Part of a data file
※ ※ ※
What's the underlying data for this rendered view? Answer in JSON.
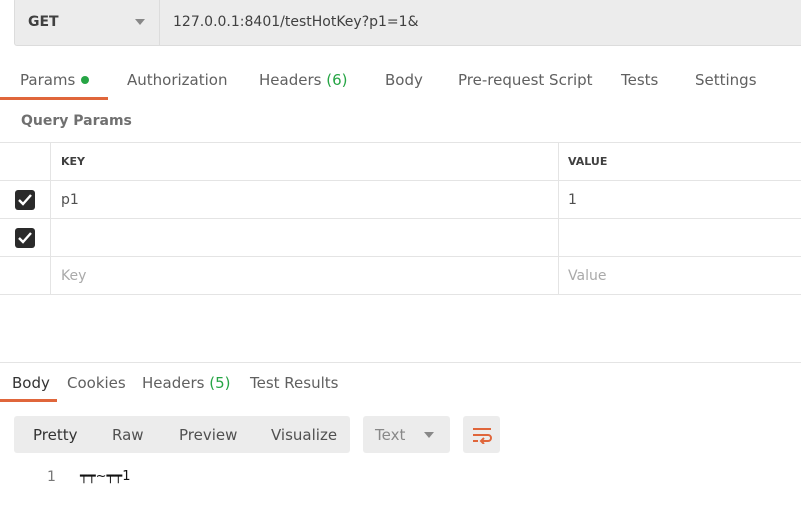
{
  "request": {
    "method": "GET",
    "url": "127.0.0.1:8401/testHotKey?p1=1&"
  },
  "request_tabs": [
    {
      "label": "Params"
    },
    {
      "label": "Authorization"
    },
    {
      "label": "Headers",
      "count": "(6)"
    },
    {
      "label": "Body"
    },
    {
      "label": "Pre-request Script"
    },
    {
      "label": "Tests"
    },
    {
      "label": "Settings"
    }
  ],
  "query_params": {
    "title": "Query Params",
    "columns": [
      "KEY",
      "VALUE"
    ],
    "rows": [
      {
        "checked": true,
        "key": "p1",
        "value": "1"
      },
      {
        "checked": true,
        "key": "",
        "value": ""
      }
    ],
    "placeholder": {
      "key": "Key",
      "value": "Value"
    }
  },
  "response_tabs": [
    {
      "label": "Body"
    },
    {
      "label": "Cookies"
    },
    {
      "label": "Headers",
      "count": "(5)"
    },
    {
      "label": "Test Results"
    }
  ],
  "view_modes": [
    "Pretty",
    "Raw",
    "Preview",
    "Visualize"
  ],
  "format": "Text",
  "body_lines": [
    {
      "num": "1",
      "text": "┯┯~┯┯1"
    }
  ],
  "colors": {
    "accent": "#e0663b",
    "green": "#26a545"
  }
}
※ ※ ※
What the task asks:
All of the entries above should be copied exactly, except for the pictures.

Problem solution:
What's the underlying data for this rendered view? Answer in JSON.
{
  "request": {
    "method": "GET",
    "url": "127.0.0.1:8401/testHotKey?p1=1&"
  },
  "request_tabs": [
    {
      "label": "Params"
    },
    {
      "label": "Authorization"
    },
    {
      "label": "Headers",
      "count": "(6)"
    },
    {
      "label": "Body"
    },
    {
      "label": "Pre-request Script"
    },
    {
      "label": "Tests"
    },
    {
      "label": "Settings"
    }
  ],
  "query_params": {
    "title": "Query Params",
    "columns": [
      "KEY",
      "VALUE"
    ],
    "rows": [
      {
        "checked": true,
        "key": "p1",
        "value": "1"
      },
      {
        "checked": true,
        "key": "",
        "value": ""
      }
    ],
    "placeholder": {
      "key": "Key",
      "value": "Value"
    }
  },
  "response_tabs": [
    {
      "label": "Body"
    },
    {
      "label": "Cookies"
    },
    {
      "label": "Headers",
      "count": "(5)"
    },
    {
      "label": "Test Results"
    }
  ],
  "view_modes": [
    "Pretty",
    "Raw",
    "Preview",
    "Visualize"
  ],
  "format": "Text",
  "body_lines": [
    {
      "num": "1",
      "text": "┯┯~┯┯1"
    }
  ],
  "colors": {
    "accent": "#e0663b",
    "green": "#26a545"
  }
}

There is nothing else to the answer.